— Begin Information provided —
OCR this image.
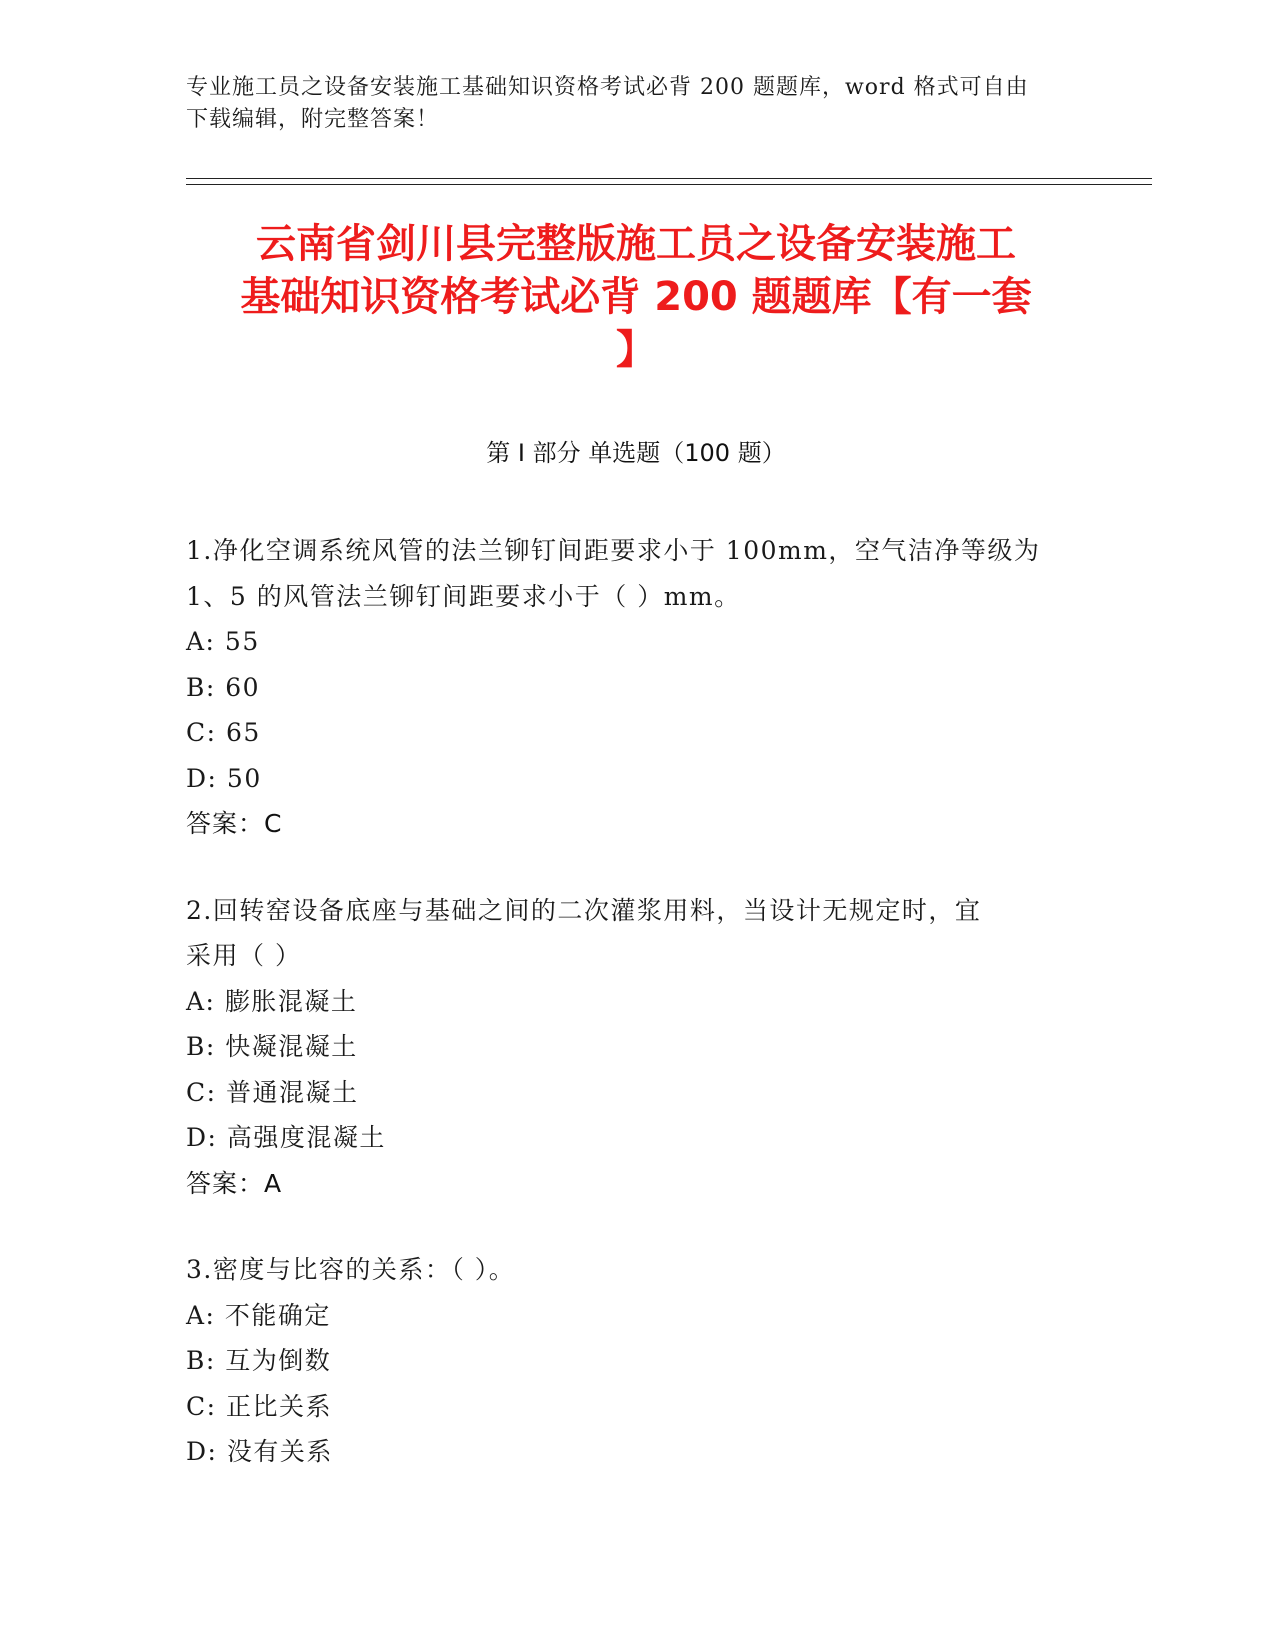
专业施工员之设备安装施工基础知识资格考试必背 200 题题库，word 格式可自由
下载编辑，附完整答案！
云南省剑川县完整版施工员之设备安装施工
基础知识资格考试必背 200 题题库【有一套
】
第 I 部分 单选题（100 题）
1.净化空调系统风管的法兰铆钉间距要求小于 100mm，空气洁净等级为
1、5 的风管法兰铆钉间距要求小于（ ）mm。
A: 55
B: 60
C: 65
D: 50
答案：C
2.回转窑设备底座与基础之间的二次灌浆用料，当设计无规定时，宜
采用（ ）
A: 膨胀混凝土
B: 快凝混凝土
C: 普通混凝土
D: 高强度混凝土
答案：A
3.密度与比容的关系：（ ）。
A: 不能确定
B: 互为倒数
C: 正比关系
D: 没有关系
— End Information provided —
— Begin Information provided —
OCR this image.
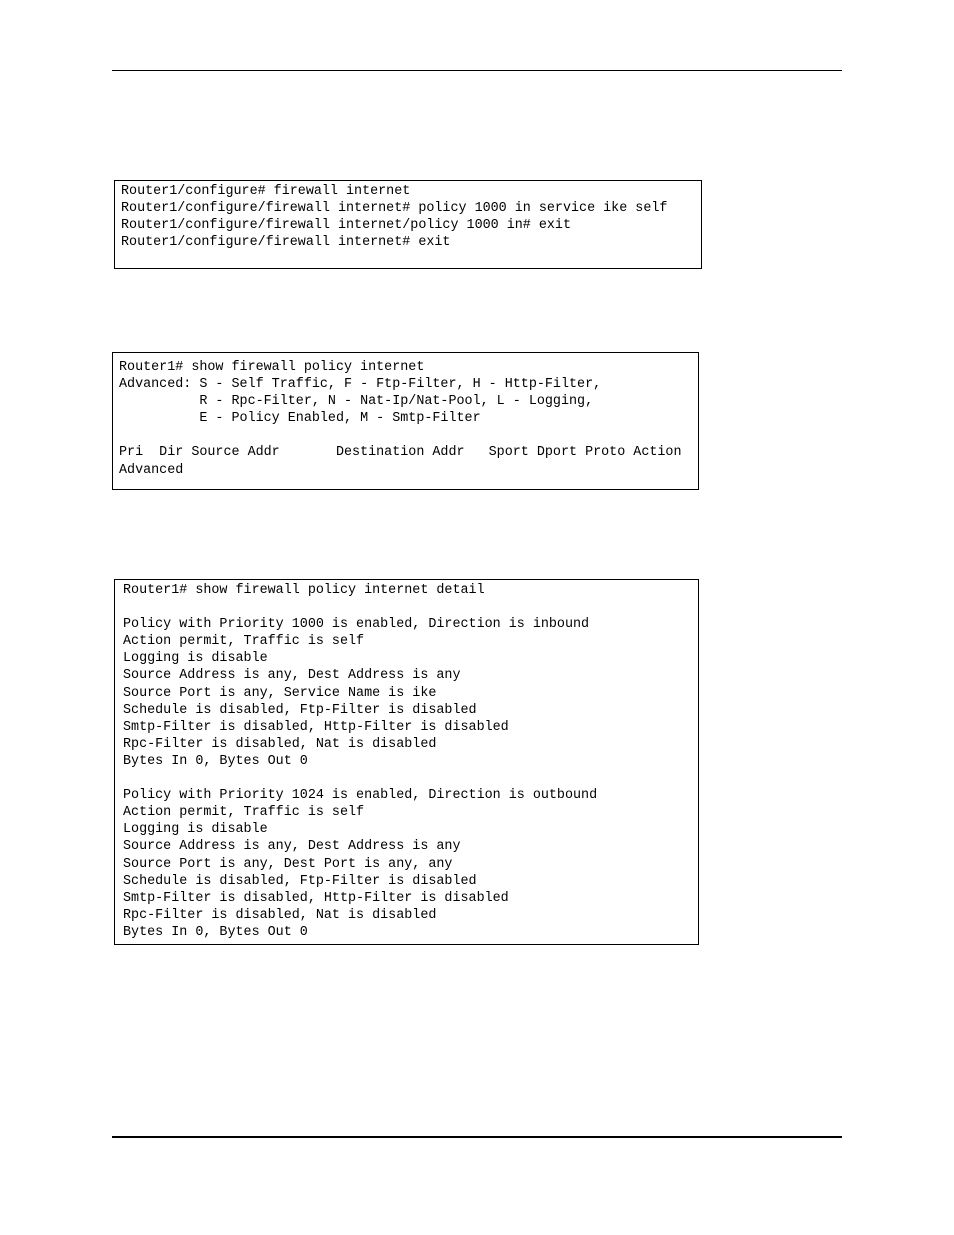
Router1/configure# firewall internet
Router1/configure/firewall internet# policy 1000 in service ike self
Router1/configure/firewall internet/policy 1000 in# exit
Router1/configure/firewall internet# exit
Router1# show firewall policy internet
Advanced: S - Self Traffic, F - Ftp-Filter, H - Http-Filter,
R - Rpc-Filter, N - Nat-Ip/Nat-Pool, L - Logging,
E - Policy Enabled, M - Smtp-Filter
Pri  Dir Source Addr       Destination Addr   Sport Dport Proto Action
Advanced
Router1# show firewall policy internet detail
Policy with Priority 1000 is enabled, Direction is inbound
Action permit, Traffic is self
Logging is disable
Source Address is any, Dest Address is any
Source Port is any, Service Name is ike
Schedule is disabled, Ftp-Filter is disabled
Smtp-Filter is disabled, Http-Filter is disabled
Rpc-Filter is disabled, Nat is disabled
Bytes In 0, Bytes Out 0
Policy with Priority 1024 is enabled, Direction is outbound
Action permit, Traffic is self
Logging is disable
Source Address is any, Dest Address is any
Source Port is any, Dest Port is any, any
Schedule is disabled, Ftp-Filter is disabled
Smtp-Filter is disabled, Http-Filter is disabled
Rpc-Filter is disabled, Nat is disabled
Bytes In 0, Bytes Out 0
— End Information provided —
— Begin Information provided —
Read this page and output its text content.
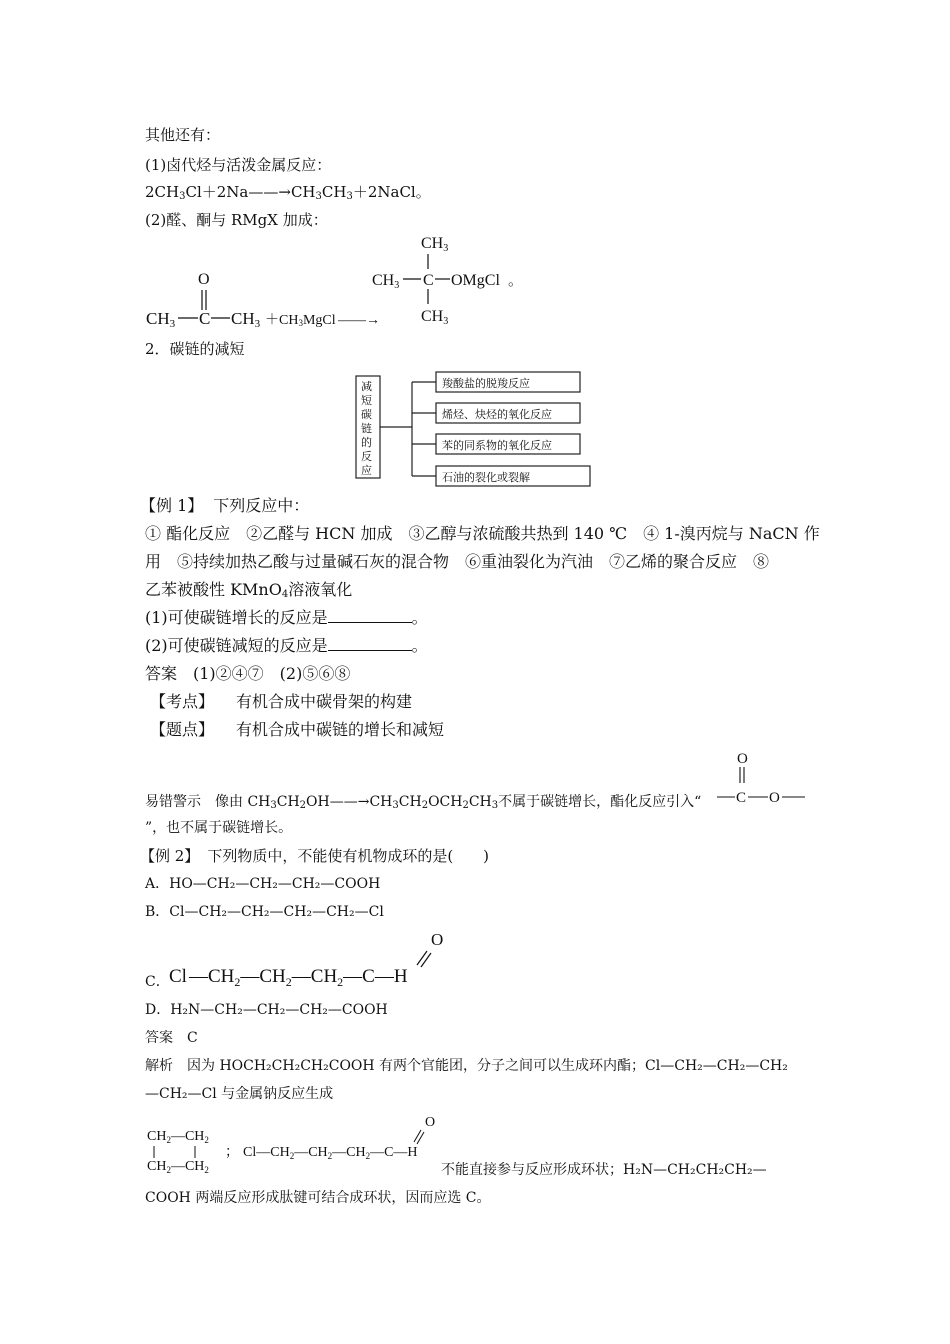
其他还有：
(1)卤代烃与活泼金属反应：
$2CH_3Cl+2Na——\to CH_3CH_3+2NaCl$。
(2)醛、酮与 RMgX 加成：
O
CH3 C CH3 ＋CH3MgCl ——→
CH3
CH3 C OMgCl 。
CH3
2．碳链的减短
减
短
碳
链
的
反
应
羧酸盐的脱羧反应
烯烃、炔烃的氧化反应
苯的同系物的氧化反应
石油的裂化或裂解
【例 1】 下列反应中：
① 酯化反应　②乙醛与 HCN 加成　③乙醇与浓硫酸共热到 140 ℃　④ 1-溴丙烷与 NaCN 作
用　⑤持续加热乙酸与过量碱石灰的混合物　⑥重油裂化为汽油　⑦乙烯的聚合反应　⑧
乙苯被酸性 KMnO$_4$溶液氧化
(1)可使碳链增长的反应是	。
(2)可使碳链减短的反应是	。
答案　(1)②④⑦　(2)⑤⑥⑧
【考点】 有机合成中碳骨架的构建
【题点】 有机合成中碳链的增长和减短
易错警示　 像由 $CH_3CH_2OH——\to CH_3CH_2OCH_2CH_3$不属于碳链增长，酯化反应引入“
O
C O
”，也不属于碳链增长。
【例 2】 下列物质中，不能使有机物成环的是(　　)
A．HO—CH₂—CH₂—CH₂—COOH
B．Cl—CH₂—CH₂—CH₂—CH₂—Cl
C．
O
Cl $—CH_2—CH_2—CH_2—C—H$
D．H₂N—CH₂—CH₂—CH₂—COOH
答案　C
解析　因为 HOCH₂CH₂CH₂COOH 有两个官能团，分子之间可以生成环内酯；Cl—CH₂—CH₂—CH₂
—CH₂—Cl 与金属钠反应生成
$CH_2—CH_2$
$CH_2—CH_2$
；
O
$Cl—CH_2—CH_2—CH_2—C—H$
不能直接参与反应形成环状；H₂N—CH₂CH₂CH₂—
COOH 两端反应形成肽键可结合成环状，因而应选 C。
— End Information provided —
## What you should do
Copy out each line of the material that holds the word "internet".

## Task result
Router1/configure# firewall internet
Router1/configure/firewall internet# policy 1000 in service ike self
Router1/configure/firewall internet/policy 1000 in# exit
Router1/configure/firewall internet# exit
Router1# show firewall policy internet
Router1# show firewall policy internet detail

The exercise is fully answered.